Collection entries
________________
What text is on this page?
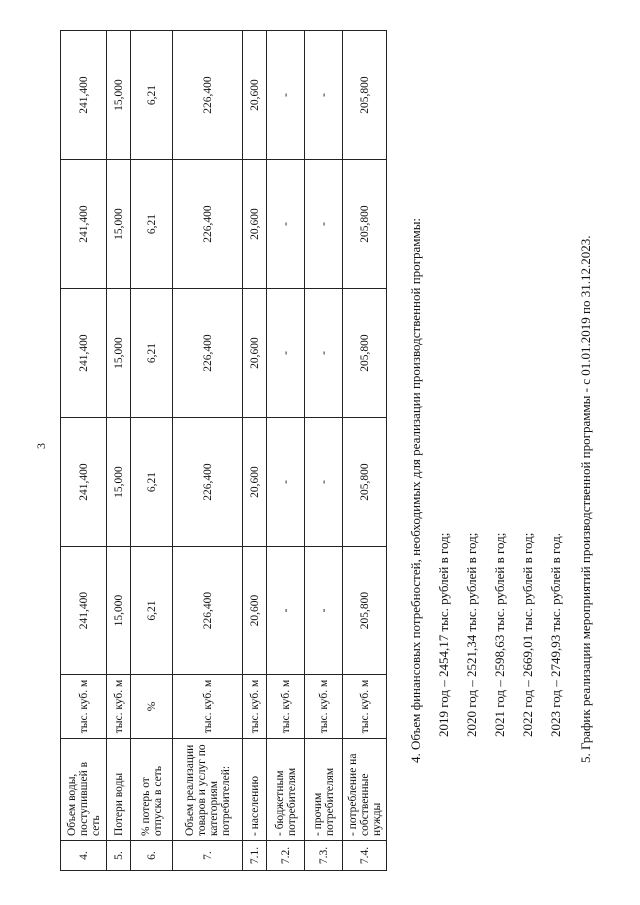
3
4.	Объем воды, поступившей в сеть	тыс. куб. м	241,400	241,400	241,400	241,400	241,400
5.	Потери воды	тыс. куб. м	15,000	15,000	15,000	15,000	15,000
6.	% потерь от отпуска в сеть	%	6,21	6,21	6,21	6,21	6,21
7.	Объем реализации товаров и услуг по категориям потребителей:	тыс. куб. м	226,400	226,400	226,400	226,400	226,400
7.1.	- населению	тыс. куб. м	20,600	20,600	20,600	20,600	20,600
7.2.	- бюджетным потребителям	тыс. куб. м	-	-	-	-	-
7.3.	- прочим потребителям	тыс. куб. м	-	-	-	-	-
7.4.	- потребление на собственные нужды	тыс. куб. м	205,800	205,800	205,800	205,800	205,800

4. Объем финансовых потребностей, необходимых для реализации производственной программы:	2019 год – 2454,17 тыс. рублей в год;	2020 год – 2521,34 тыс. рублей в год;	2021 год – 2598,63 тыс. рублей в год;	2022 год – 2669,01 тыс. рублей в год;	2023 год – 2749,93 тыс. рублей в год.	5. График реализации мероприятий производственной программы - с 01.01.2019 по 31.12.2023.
________________
WORK TO COMPLETE:
Without including any pictures, reproduce the listing exactly.

RESULT FOR THIS TASK:
What text is on this page?
3
4.	Объем воды, поступившей в сеть	тыс. куб. м	241,400	241,400	241,400	241,400	241,400
5.	Потери воды	тыс. куб. м	15,000	15,000	15,000	15,000	15,000
6.	% потерь от отпуска в сеть	%	6,21	6,21	6,21	6,21	6,21
7.	Объем реализации товаров и услуг по категориям потребителей:	тыс. куб. м	226,400	226,400	226,400	226,400	226,400
7.1.	- населению	тыс. куб. м	20,600	20,600	20,600	20,600	20,600
7.2.	- бюджетным потребителям	тыс. куб. м	-	-	-	-	-
7.3.	- прочим потребителям	тыс. куб. м	-	-	-	-	-
7.4.	- потребление на собственные нужды	тыс. куб. м	205,800	205,800	205,800	205,800	205,800

4. Объем финансовых потребностей, необходимых для реализации производственной программы:	2019 год – 2454,17 тыс. рублей в год;	2020 год – 2521,34 тыс. рублей в год;	2021 год – 2598,63 тыс. рублей в год;	2022 год – 2669,01 тыс. рублей в год;	2023 год – 2749,93 тыс. рублей в год.	5. График реализации мероприятий производственной программы - с 01.01.2019 по 31.12.2023.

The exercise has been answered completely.